SOURCE MATERIAL ::
● ● ● ● ●

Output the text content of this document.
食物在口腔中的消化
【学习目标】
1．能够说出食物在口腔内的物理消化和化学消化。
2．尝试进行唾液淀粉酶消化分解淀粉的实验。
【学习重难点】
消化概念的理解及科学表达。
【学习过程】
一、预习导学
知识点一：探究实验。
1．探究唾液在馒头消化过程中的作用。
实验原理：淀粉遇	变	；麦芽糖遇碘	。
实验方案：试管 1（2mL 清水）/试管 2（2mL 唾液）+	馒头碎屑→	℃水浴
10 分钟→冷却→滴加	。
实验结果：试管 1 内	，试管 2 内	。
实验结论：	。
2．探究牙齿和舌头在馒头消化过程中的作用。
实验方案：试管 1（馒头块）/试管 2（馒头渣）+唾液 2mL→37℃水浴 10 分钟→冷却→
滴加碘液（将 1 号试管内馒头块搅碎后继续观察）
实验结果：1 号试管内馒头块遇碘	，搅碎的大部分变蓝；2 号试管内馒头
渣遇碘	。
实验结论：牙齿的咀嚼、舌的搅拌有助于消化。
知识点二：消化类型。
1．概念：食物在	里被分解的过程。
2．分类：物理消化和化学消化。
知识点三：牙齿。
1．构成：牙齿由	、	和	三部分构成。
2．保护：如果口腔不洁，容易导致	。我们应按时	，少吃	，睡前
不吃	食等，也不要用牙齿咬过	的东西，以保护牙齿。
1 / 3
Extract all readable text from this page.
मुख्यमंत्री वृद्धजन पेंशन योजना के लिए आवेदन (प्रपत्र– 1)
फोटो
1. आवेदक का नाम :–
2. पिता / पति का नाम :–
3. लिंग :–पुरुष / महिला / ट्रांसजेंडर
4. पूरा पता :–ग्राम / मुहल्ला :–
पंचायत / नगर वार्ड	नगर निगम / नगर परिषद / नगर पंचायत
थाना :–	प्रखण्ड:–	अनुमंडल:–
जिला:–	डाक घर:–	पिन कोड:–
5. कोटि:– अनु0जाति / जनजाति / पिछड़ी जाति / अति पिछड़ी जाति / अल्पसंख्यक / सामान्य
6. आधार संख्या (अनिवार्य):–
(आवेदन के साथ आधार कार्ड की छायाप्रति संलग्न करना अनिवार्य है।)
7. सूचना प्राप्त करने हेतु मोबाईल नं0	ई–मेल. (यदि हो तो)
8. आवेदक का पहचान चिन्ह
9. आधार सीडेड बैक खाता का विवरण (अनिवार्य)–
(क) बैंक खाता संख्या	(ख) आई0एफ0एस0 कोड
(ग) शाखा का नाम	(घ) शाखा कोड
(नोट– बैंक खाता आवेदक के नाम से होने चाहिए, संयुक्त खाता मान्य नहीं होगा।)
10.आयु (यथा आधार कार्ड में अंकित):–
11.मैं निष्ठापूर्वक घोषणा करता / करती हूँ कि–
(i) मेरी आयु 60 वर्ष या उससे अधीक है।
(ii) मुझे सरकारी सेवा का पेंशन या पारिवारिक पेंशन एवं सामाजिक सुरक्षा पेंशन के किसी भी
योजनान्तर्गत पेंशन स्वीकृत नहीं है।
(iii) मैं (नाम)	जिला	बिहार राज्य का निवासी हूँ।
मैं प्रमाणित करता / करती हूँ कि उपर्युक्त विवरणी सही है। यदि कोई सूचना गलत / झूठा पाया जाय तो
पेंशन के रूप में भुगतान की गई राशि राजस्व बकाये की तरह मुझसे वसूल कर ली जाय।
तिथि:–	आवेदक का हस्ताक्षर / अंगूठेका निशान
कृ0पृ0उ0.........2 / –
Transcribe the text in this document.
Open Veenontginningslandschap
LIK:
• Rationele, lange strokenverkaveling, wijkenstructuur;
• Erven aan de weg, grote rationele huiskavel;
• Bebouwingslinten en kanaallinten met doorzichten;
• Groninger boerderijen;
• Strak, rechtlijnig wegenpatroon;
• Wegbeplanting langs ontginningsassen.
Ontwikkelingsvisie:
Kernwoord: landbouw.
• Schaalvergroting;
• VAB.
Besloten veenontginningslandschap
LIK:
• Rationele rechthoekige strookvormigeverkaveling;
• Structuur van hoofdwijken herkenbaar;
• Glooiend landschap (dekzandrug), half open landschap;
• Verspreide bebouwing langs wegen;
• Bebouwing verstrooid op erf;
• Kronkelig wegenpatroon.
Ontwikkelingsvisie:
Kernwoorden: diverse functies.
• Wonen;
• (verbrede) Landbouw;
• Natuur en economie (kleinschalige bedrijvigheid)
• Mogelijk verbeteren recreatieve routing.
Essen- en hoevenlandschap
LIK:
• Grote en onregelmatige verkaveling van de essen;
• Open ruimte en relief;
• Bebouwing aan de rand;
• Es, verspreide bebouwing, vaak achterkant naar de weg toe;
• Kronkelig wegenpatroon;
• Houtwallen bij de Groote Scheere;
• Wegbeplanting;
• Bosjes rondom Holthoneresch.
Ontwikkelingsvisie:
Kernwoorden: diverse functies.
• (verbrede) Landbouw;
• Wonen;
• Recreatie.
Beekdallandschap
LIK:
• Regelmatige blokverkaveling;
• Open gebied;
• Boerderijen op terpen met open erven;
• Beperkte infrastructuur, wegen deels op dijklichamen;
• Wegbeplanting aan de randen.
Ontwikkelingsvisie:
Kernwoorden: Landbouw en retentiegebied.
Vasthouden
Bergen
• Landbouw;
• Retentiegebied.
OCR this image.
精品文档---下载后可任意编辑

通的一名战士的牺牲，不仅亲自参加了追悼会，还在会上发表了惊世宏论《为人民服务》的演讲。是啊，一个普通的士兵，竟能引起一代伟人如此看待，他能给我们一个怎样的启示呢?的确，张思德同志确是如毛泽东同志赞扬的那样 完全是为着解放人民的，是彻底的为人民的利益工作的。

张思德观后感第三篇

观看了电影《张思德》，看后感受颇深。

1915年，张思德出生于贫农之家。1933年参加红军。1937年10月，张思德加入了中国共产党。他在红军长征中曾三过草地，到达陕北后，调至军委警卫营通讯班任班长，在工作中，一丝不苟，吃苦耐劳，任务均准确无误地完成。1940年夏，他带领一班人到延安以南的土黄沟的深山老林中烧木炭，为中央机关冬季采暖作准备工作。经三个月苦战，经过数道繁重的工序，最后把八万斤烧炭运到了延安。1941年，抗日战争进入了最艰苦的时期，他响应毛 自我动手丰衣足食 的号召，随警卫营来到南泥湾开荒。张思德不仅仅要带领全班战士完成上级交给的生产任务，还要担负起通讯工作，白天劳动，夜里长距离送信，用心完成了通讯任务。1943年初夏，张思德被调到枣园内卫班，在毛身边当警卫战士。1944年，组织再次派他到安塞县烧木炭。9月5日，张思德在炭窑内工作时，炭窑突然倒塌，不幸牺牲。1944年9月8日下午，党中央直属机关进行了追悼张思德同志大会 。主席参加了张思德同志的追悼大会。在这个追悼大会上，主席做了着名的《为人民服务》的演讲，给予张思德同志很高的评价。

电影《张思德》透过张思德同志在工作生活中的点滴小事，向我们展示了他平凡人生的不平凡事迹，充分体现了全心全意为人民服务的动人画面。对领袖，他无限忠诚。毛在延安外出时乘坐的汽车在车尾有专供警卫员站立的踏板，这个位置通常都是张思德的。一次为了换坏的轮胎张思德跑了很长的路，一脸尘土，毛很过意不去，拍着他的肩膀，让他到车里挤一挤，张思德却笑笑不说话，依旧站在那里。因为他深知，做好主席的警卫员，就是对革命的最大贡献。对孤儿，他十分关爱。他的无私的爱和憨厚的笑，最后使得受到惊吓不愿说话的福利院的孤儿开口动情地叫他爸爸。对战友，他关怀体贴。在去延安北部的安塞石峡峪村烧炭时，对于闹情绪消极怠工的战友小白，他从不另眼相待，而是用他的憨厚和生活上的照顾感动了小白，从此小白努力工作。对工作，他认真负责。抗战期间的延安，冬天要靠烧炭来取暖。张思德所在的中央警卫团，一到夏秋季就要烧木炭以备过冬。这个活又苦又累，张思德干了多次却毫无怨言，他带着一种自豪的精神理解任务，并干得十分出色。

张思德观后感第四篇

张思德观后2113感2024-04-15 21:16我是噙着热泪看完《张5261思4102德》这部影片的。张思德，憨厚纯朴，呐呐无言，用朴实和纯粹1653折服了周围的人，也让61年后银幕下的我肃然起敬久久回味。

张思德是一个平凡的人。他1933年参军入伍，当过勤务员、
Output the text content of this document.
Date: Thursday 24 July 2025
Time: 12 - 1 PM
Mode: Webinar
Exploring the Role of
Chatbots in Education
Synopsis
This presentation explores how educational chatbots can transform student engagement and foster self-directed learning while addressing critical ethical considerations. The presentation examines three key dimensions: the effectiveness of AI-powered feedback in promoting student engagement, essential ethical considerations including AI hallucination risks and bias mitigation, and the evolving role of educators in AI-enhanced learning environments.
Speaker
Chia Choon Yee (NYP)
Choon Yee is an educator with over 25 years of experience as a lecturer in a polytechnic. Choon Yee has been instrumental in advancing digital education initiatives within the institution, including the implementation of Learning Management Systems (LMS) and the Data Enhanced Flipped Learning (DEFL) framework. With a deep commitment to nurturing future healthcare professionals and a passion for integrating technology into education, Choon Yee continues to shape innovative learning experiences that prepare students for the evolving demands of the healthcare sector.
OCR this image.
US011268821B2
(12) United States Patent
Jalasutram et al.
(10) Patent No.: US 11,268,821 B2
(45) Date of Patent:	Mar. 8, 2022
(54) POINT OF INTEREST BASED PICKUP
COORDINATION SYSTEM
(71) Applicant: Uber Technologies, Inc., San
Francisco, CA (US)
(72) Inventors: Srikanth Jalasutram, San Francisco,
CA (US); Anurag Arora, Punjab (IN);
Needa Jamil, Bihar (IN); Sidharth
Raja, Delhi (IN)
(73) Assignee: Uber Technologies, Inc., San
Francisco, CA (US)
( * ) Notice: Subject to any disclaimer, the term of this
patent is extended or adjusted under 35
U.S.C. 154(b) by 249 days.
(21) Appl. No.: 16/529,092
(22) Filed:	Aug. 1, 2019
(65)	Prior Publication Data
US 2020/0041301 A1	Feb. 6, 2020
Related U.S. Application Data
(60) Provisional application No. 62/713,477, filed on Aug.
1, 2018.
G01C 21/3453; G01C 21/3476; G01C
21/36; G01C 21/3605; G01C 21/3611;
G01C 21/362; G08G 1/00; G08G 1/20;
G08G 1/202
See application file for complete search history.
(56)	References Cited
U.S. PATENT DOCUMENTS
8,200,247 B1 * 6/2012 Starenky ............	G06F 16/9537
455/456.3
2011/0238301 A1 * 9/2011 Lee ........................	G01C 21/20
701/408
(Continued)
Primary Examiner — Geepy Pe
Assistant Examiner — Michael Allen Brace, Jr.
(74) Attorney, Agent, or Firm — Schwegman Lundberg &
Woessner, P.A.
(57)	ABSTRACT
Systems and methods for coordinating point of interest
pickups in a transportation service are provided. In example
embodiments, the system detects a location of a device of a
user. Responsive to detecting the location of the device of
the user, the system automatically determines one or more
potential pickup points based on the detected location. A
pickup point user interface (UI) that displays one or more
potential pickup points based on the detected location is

● ● ● ● ●

WHAT YOU ARE ASKED TO DO :: Pick out the lines containing the string "detected".

RESPONSE TO THE TASK ::
potential pickup points based on the detected location. A
potential pickup points based on the detected location is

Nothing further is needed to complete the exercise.